Show all lines of the listing that hold the word "plus".

_____

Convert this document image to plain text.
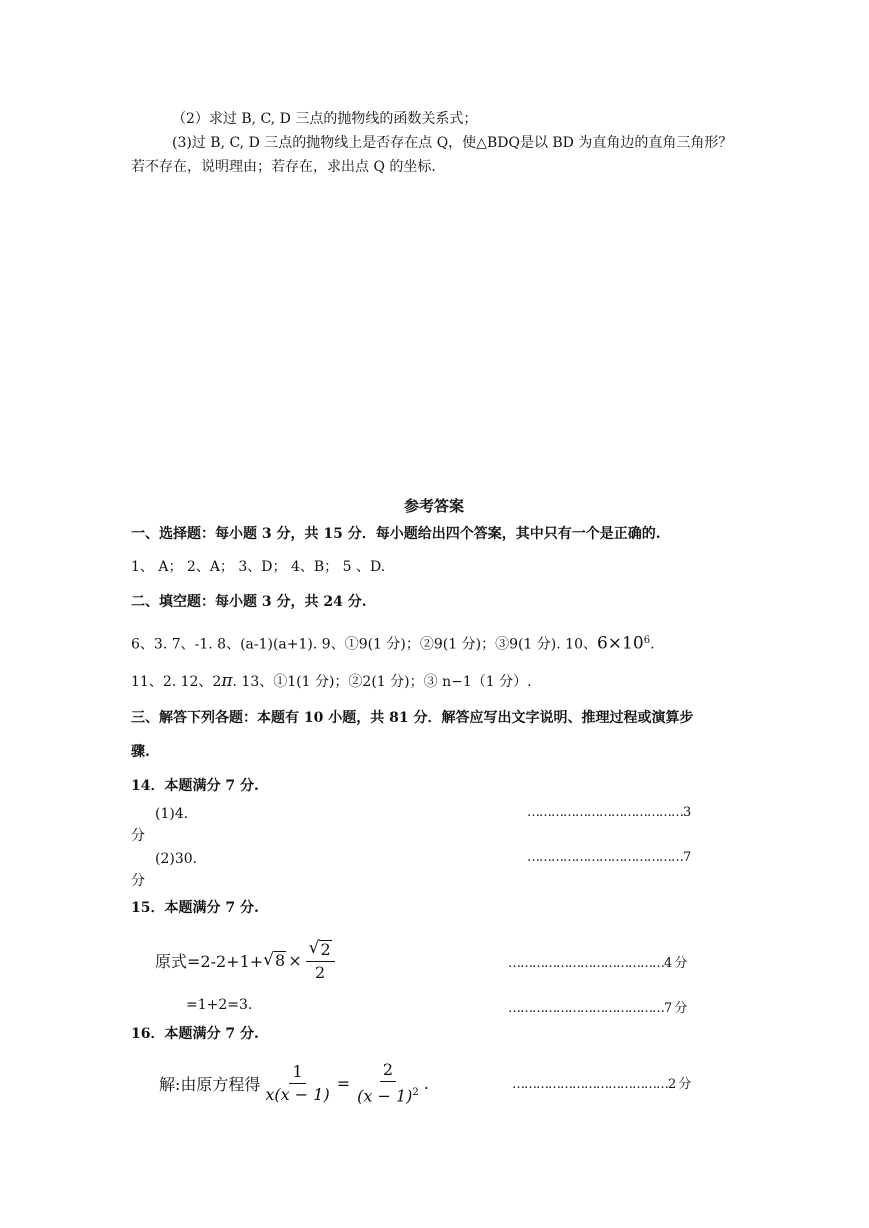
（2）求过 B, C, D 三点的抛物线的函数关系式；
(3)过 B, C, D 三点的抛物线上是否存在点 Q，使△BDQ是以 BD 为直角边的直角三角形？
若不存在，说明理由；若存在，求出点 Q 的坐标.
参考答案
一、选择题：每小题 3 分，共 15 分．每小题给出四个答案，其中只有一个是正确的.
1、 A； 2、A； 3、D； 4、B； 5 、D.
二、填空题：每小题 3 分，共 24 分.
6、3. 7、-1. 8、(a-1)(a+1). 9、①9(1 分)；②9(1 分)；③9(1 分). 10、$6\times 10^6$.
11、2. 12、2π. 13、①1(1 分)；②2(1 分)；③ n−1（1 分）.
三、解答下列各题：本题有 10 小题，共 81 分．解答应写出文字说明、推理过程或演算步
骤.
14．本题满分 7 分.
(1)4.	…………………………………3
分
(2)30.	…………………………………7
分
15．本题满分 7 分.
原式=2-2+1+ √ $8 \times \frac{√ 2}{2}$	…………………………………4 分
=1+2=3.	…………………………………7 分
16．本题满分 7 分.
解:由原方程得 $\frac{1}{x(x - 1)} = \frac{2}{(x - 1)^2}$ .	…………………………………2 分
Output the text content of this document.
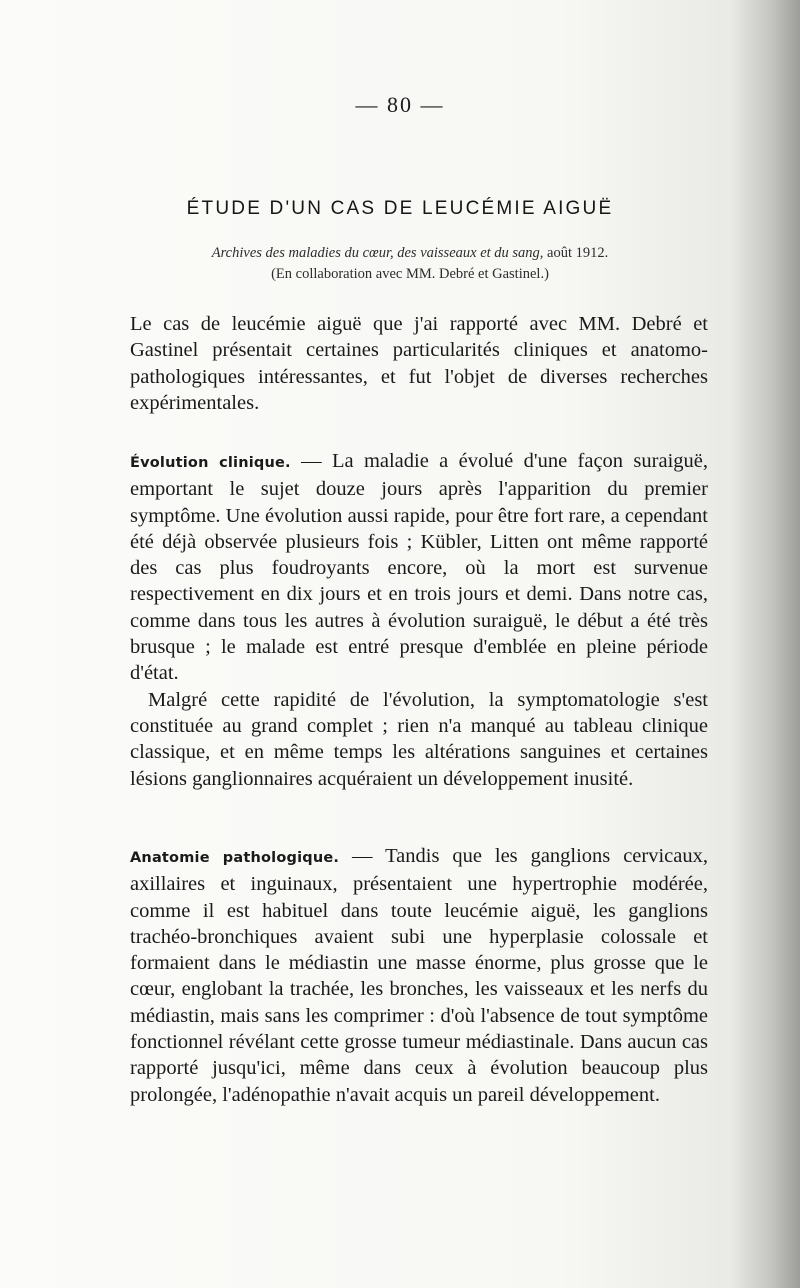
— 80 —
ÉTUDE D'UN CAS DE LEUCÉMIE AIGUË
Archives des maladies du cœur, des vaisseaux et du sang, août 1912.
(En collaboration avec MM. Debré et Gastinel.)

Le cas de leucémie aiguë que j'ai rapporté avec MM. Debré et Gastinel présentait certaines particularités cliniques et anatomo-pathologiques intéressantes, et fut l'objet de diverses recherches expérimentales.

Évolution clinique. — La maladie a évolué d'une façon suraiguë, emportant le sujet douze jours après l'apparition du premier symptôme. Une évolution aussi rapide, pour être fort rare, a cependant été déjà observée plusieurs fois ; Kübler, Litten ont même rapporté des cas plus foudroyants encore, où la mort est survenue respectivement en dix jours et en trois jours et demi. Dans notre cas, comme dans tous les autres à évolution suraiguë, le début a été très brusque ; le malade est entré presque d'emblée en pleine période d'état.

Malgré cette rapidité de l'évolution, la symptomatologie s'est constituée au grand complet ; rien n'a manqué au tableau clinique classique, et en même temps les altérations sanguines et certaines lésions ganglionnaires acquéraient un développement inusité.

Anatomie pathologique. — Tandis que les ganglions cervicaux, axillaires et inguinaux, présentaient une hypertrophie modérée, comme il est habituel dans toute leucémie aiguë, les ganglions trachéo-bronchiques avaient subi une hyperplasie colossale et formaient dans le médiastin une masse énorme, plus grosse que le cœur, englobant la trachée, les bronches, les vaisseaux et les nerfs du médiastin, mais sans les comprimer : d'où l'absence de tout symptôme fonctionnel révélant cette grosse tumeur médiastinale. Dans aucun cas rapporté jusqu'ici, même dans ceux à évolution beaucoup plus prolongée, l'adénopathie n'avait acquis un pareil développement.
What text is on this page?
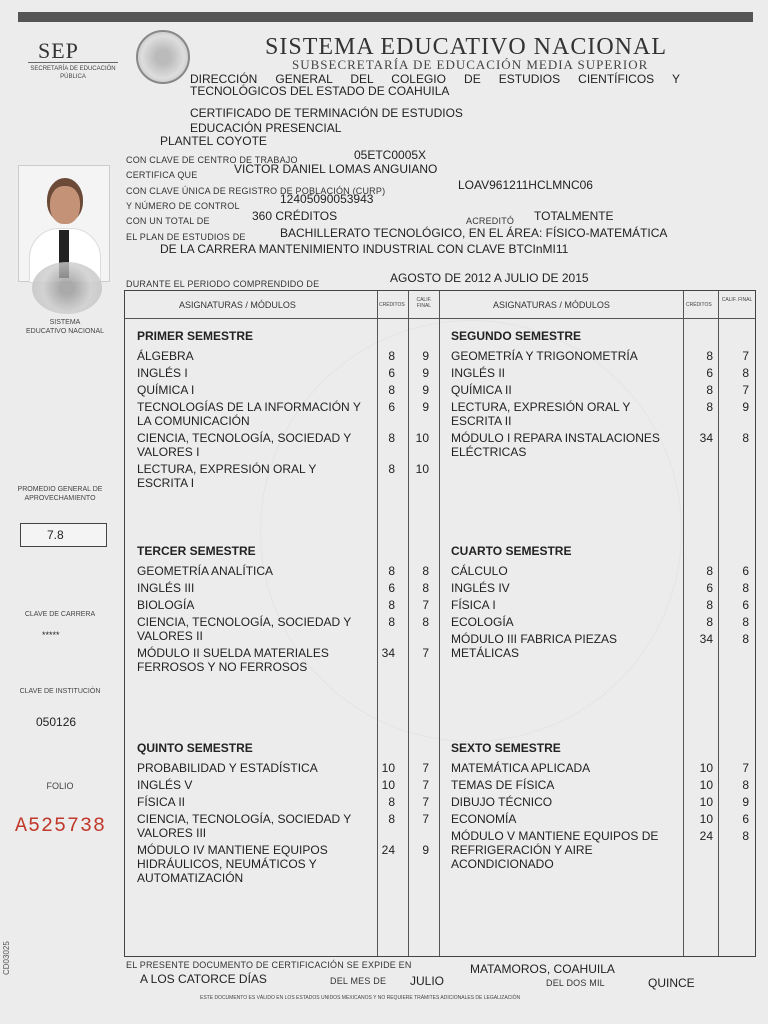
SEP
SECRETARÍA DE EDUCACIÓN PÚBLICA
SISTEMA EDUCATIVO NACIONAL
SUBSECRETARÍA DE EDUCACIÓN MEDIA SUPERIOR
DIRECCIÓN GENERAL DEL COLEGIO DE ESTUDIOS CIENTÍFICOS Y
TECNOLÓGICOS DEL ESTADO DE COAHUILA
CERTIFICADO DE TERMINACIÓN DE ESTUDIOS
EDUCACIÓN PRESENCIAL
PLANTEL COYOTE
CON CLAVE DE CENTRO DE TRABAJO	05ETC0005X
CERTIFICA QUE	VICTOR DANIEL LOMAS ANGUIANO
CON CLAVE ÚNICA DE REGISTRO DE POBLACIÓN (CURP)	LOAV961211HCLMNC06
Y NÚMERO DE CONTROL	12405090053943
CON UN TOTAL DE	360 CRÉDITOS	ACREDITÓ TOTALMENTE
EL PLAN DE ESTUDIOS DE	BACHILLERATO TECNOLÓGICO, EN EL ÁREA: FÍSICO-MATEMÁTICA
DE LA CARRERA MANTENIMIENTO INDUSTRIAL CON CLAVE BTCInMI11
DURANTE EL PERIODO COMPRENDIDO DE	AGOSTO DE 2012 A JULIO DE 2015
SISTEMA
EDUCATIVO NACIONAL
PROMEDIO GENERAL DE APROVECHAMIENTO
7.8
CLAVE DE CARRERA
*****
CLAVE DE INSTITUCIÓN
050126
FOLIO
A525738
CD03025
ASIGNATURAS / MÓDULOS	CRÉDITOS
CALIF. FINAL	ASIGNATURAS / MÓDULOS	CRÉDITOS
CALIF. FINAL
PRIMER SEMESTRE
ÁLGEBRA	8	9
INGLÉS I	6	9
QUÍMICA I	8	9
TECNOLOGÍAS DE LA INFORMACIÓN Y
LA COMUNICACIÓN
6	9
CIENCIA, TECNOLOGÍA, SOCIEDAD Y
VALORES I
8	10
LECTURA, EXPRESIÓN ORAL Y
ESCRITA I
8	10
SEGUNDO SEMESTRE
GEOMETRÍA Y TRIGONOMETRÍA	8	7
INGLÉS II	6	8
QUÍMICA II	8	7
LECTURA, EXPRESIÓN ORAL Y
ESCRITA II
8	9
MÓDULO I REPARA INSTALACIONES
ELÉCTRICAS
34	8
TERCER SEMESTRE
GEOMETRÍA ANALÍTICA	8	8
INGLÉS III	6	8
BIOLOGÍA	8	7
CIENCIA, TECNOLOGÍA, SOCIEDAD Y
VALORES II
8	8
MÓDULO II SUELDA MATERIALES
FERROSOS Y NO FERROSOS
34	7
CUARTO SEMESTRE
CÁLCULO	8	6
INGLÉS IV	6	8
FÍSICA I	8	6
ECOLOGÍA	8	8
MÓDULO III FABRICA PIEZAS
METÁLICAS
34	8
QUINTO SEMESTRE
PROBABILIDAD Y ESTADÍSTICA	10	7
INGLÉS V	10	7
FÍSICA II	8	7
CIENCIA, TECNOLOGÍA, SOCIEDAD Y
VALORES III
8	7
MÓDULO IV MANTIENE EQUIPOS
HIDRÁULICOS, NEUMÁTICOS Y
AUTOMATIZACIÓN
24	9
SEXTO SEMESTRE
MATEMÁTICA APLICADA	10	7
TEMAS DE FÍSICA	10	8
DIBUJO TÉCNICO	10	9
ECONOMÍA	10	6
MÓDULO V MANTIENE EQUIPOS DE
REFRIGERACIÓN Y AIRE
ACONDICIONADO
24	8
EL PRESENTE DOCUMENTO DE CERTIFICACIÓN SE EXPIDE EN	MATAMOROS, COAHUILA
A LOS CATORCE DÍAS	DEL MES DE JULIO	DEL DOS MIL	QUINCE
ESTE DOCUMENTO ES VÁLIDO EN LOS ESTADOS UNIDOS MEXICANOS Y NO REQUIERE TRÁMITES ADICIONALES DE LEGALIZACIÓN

_____

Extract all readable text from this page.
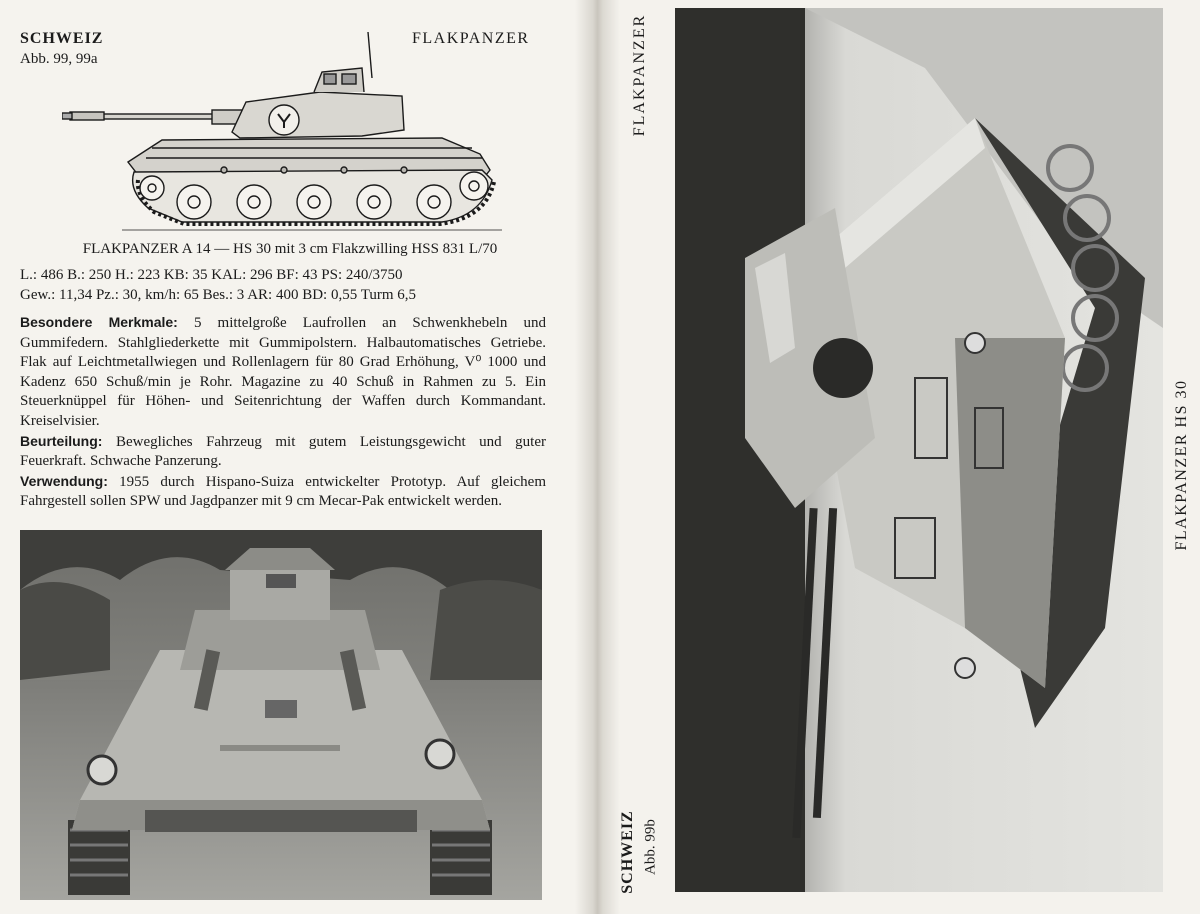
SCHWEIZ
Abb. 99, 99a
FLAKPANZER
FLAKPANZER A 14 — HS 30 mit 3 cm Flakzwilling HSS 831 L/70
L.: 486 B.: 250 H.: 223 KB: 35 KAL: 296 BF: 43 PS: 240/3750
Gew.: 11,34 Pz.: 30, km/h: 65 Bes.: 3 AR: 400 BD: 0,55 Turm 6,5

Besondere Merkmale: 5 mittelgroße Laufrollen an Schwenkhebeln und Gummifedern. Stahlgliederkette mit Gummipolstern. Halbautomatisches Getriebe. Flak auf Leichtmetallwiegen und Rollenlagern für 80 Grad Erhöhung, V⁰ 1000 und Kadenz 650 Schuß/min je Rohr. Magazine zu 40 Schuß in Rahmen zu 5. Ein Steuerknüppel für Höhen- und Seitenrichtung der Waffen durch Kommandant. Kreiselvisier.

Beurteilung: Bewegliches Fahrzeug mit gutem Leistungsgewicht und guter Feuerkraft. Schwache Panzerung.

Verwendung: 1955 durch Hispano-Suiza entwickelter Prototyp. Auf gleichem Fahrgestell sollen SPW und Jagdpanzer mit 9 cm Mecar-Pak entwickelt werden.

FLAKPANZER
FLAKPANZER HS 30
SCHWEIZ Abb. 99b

_____

### Answer to the exercise
Évolution clinique. — La maladie a évolué d'une façon suraiguë, emportant le sujet douze jours après l'apparition du premier symptôme. Une évolution aussi rapide, pour être fort rare, a cependant été déjà observée plusieurs fois ; Kübler, Litten ont même rapporté des cas plus foudroyants encore, où la mort est survenue respectivement en dix jours et en trois jours et demi. Dans notre cas, comme dans tous les autres à évolution suraiguë, le début a été très brusque ; le malade est entré presque d'emblée en pleine période d'état.
Anatomie pathologique. — Tandis que les ganglions cervicaux, axillaires et inguinaux, présentaient une hypertrophie modérée, comme il est habituel dans toute leucémie aiguë, les ganglions trachéo-bronchiques avaient subi une hyperplasie colossale et formaient dans le médiastin une masse énorme, plus grosse que le cœur, englobant la trachée, les bronches, les vaisseaux et les nerfs du médiastin, mais sans les comprimer : d'où l'absence de tout symptôme fonctionnel révélant cette grosse tumeur médiastinale. Dans aucun cas rapporté jusqu'ici, même dans ceux à évolution beaucoup plus prolongée, l'adénopathie n'avait acquis un pareil développement.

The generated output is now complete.